*WHAT THE TASK ASKS:*
Find every line in the records below that contains the word "month", and copy each such line.

*DATA SHOWN:*
────────────────────────────────────────
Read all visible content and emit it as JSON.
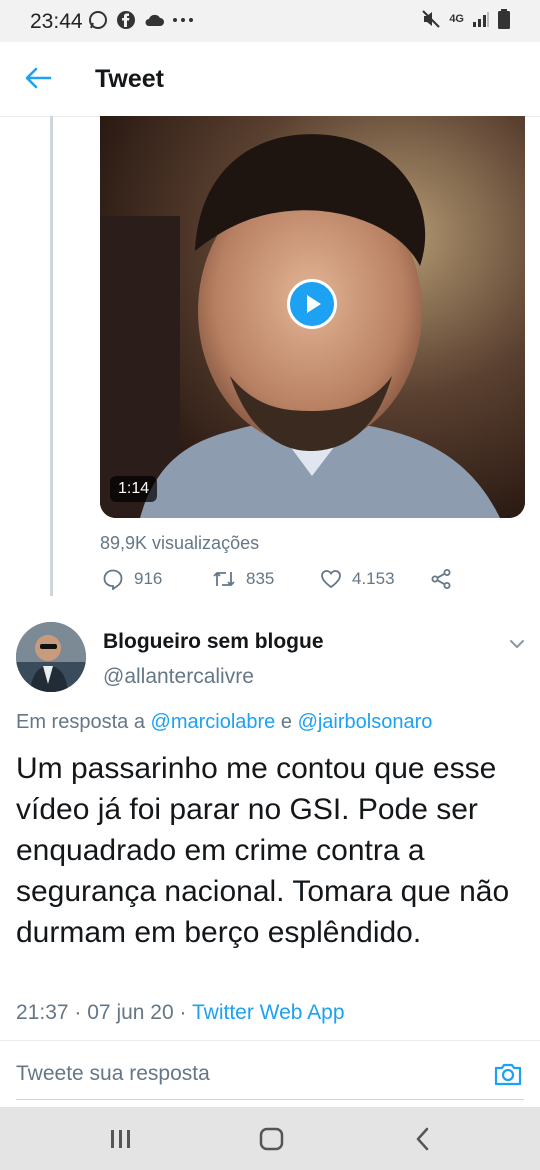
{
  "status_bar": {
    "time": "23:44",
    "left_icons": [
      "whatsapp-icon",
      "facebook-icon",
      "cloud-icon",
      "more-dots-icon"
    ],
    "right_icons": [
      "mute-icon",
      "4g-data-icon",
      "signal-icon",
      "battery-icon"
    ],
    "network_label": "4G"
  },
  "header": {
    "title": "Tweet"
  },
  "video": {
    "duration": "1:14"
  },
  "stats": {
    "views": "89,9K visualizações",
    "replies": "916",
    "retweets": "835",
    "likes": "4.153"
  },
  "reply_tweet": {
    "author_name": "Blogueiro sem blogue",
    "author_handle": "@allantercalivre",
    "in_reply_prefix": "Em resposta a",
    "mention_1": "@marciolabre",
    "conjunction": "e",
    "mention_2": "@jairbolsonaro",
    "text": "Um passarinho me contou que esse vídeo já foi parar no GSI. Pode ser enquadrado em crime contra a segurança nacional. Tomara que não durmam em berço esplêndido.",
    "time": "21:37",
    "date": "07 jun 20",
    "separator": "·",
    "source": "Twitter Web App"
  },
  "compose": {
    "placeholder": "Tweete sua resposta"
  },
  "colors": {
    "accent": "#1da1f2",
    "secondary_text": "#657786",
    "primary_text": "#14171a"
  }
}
────────────────────────────────────────
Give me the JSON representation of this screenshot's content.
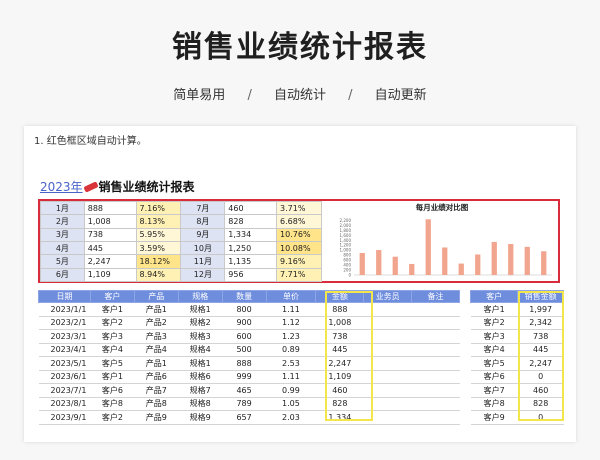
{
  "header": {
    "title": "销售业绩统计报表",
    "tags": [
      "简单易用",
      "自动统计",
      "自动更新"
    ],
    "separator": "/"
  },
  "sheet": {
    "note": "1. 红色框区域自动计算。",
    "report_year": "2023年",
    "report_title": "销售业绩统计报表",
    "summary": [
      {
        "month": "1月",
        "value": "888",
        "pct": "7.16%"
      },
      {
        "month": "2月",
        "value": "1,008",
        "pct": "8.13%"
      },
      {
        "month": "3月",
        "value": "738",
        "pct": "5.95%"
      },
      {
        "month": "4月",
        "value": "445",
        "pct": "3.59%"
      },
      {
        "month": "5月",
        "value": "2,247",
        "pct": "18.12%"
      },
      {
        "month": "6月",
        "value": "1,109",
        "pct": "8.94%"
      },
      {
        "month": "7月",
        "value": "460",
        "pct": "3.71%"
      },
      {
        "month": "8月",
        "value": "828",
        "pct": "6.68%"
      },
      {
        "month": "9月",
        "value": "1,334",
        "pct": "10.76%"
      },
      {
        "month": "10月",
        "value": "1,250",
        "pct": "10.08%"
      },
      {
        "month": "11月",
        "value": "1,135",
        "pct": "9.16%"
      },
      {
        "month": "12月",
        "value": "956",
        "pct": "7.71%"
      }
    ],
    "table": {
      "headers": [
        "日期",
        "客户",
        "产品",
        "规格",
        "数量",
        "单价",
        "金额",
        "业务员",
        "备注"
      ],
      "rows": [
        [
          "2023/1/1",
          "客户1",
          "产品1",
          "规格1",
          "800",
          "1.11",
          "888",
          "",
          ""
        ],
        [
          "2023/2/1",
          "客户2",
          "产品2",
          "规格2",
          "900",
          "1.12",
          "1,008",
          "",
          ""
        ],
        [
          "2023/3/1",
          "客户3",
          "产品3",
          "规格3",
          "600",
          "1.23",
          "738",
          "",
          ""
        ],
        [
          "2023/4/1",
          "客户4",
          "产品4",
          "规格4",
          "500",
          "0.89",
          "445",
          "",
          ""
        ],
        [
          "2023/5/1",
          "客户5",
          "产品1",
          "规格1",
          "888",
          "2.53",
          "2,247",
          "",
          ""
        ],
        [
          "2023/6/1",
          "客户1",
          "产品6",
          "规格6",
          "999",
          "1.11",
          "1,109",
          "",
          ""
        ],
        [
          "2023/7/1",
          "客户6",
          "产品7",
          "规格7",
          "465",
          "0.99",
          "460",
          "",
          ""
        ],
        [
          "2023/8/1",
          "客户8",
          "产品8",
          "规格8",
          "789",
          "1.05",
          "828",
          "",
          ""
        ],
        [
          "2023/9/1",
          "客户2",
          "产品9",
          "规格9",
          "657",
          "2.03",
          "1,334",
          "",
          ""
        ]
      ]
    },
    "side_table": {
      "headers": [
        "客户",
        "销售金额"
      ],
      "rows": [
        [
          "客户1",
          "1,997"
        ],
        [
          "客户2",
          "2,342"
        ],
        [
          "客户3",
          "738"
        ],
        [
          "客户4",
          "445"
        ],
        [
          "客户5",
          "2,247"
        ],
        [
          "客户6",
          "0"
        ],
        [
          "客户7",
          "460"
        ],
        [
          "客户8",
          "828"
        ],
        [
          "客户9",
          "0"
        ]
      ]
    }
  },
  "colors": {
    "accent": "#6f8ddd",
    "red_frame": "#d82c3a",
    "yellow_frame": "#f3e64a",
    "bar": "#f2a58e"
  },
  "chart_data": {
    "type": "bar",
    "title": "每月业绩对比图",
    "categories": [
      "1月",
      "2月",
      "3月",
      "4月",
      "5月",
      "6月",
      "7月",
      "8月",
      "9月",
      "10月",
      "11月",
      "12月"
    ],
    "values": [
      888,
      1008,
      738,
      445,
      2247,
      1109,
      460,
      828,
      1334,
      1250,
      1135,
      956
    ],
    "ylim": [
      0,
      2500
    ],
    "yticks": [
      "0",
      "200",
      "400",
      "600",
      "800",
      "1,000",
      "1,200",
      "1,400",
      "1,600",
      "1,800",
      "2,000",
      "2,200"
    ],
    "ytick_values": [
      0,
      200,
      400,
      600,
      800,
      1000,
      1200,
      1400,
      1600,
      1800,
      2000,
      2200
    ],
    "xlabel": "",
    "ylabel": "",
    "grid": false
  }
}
────────────────────────────────────────
*WRITTEN SOLUTION:*
        "month": "1月",
        "month": "2月",
        "month": "3月",
        "month": "4月",
        "month": "5月",
        "month": "6月",
        "month": "7月",
        "month": "8月",
        "month": "9月",
        "month": "10月",
        "month": "11月",
        "month": "12月",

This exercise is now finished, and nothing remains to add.